GOAL:
Copy out every line exactly, passing over the pictures.

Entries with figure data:
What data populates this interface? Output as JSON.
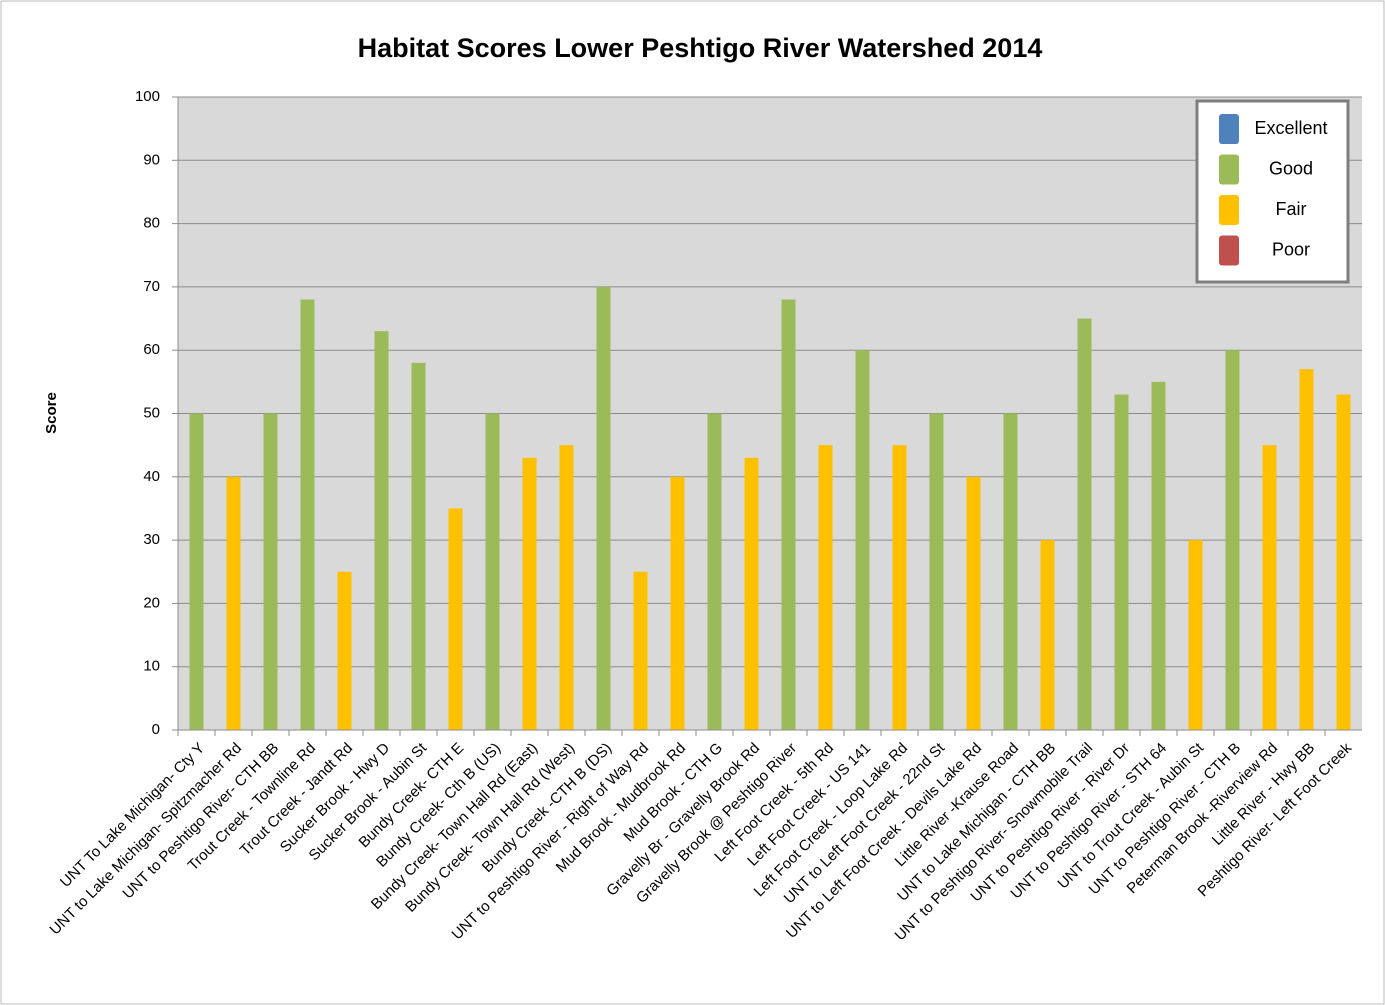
{
  "chart_data": {
    "type": "bar",
    "title": "Habitat Scores Lower Peshtigo River Watershed 2014",
    "y_label": "Score",
    "categories": [
      "UNT To Lake Michigan- Cty Y",
      "UNT to Lake Michigan- Spitzmacher Rd",
      "UNT to Peshtigo River- CTH BB",
      "Trout Creek - Townline Rd",
      "Trout Creek - Jandt Rd",
      "Sucker Brook - Hwy D",
      "Sucker Brook - Aubin St",
      "Bundy Creek- CTH E",
      "Bundy Creek- Cth B (US)",
      "Bundy Creek- Town Hall Rd (East)",
      "Bundy Creek- Town Hall Rd (West)",
      "Bundy Creek -CTH B (DS)",
      "UNT to Peshtigo River - Right of Way Rd",
      "Mud Brook - Mudbrook Rd",
      "Mud Brook - CTH G",
      "Gravelly Br - Gravelly Brook Rd",
      "Gravelly Brook @ Peshtigo River",
      "Left Foot Creek - 5th Rd",
      "Left Foot Creek - US 141",
      "Left Foot Creek - Loop Lake Rd",
      "UNT to Left Foot Creek - 22nd St",
      "UNT to Left Foot Creek - Devils Lake Rd",
      "Little River -Krause Road",
      "UNT to Lake Michigan - CTH BB",
      "UNT to Peshtigo River- Snowmobile Trail",
      "UNT to Peshtigo River - River Dr",
      "UNT to Peshtigo River - STH 64",
      "UNT to Trout Creek - Aubin St",
      "UNT to Peshtigo River - CTH B",
      "Peterman Brook -Riverview Rd",
      "Little River - Hwy BB",
      "Peshtigo River- Left Foot Creek"
    ],
    "series": [
      {
        "name": "Excellent",
        "color": "#4f81bd",
        "values": [
          null,
          null,
          null,
          null,
          null,
          null,
          null,
          null,
          null,
          null,
          null,
          null,
          null,
          null,
          null,
          null,
          null,
          null,
          null,
          null,
          null,
          null,
          null,
          null,
          null,
          null,
          null,
          null,
          null,
          null,
          null,
          null
        ]
      },
      {
        "name": "Good",
        "color": "#9bbb59",
        "values": [
          50,
          null,
          50,
          68,
          null,
          63,
          58,
          null,
          50,
          null,
          null,
          70,
          null,
          null,
          50,
          null,
          68,
          null,
          60,
          null,
          50,
          null,
          50,
          null,
          65,
          53,
          55,
          null,
          60,
          null,
          null,
          null
        ]
      },
      {
        "name": "Fair",
        "color": "#ffc000",
        "values": [
          null,
          40,
          null,
          null,
          25,
          null,
          null,
          35,
          null,
          43,
          45,
          null,
          25,
          40,
          null,
          43,
          null,
          45,
          null,
          45,
          null,
          40,
          null,
          30,
          null,
          null,
          null,
          30,
          null,
          45,
          57,
          53
        ]
      },
      {
        "name": "Poor",
        "color": "#c0504d",
        "values": [
          null,
          null,
          null,
          null,
          null,
          null,
          null,
          null,
          null,
          null,
          null,
          null,
          null,
          null,
          null,
          null,
          null,
          null,
          null,
          null,
          null,
          null,
          null,
          null,
          null,
          null,
          null,
          null,
          null,
          null,
          null,
          null
        ]
      }
    ],
    "ylim": [
      0,
      100
    ],
    "yticks": [
      0,
      10,
      20,
      30,
      40,
      50,
      60,
      70,
      80,
      90,
      100
    ],
    "grid": true,
    "legend": "upper right"
  }
}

ANSWER BELOW:
What data populates this interface? Output as JSON.
{
  "chart_data": {
    "type": "bar",
    "title": "Habitat Scores Lower Peshtigo River Watershed 2014",
    "y_label": "Score",
    "categories": [
      "UNT To Lake Michigan- Cty Y",
      "UNT to Lake Michigan- Spitzmacher Rd",
      "UNT to Peshtigo River- CTH BB",
      "Trout Creek - Townline Rd",
      "Trout Creek - Jandt Rd",
      "Sucker Brook - Hwy D",
      "Sucker Brook - Aubin St",
      "Bundy Creek- CTH E",
      "Bundy Creek- Cth B (US)",
      "Bundy Creek- Town Hall Rd (East)",
      "Bundy Creek- Town Hall Rd (West)",
      "Bundy Creek -CTH B (DS)",
      "UNT to Peshtigo River - Right of Way Rd",
      "Mud Brook - Mudbrook Rd",
      "Mud Brook - CTH G",
      "Gravelly Br - Gravelly Brook Rd",
      "Gravelly Brook @ Peshtigo River",
      "Left Foot Creek - 5th Rd",
      "Left Foot Creek - US 141",
      "Left Foot Creek - Loop Lake Rd",
      "UNT to Left Foot Creek - 22nd St",
      "UNT to Left Foot Creek - Devils Lake Rd",
      "Little River -Krause Road",
      "UNT to Lake Michigan - CTH BB",
      "UNT to Peshtigo River- Snowmobile Trail",
      "UNT to Peshtigo River - River Dr",
      "UNT to Peshtigo River - STH 64",
      "UNT to Trout Creek - Aubin St",
      "UNT to Peshtigo River - CTH B",
      "Peterman Brook -Riverview Rd",
      "Little River - Hwy BB",
      "Peshtigo River- Left Foot Creek"
    ],
    "series": [
      {
        "name": "Excellent",
        "color": "#4f81bd",
        "values": [
          null,
          null,
          null,
          null,
          null,
          null,
          null,
          null,
          null,
          null,
          null,
          null,
          null,
          null,
          null,
          null,
          null,
          null,
          null,
          null,
          null,
          null,
          null,
          null,
          null,
          null,
          null,
          null,
          null,
          null,
          null,
          null
        ]
      },
      {
        "name": "Good",
        "color": "#9bbb59",
        "values": [
          50,
          null,
          50,
          68,
          null,
          63,
          58,
          null,
          50,
          null,
          null,
          70,
          null,
          null,
          50,
          null,
          68,
          null,
          60,
          null,
          50,
          null,
          50,
          null,
          65,
          53,
          55,
          null,
          60,
          null,
          null,
          null
        ]
      },
      {
        "name": "Fair",
        "color": "#ffc000",
        "values": [
          null,
          40,
          null,
          null,
          25,
          null,
          null,
          35,
          null,
          43,
          45,
          null,
          25,
          40,
          null,
          43,
          null,
          45,
          null,
          45,
          null,
          40,
          null,
          30,
          null,
          null,
          null,
          30,
          null,
          45,
          57,
          53
        ]
      },
      {
        "name": "Poor",
        "color": "#c0504d",
        "values": [
          null,
          null,
          null,
          null,
          null,
          null,
          null,
          null,
          null,
          null,
          null,
          null,
          null,
          null,
          null,
          null,
          null,
          null,
          null,
          null,
          null,
          null,
          null,
          null,
          null,
          null,
          null,
          null,
          null,
          null,
          null,
          null
        ]
      }
    ],
    "ylim": [
      0,
      100
    ],
    "yticks": [
      0,
      10,
      20,
      30,
      40,
      50,
      60,
      70,
      80,
      90,
      100
    ],
    "grid": true,
    "legend": "upper right"
  }
}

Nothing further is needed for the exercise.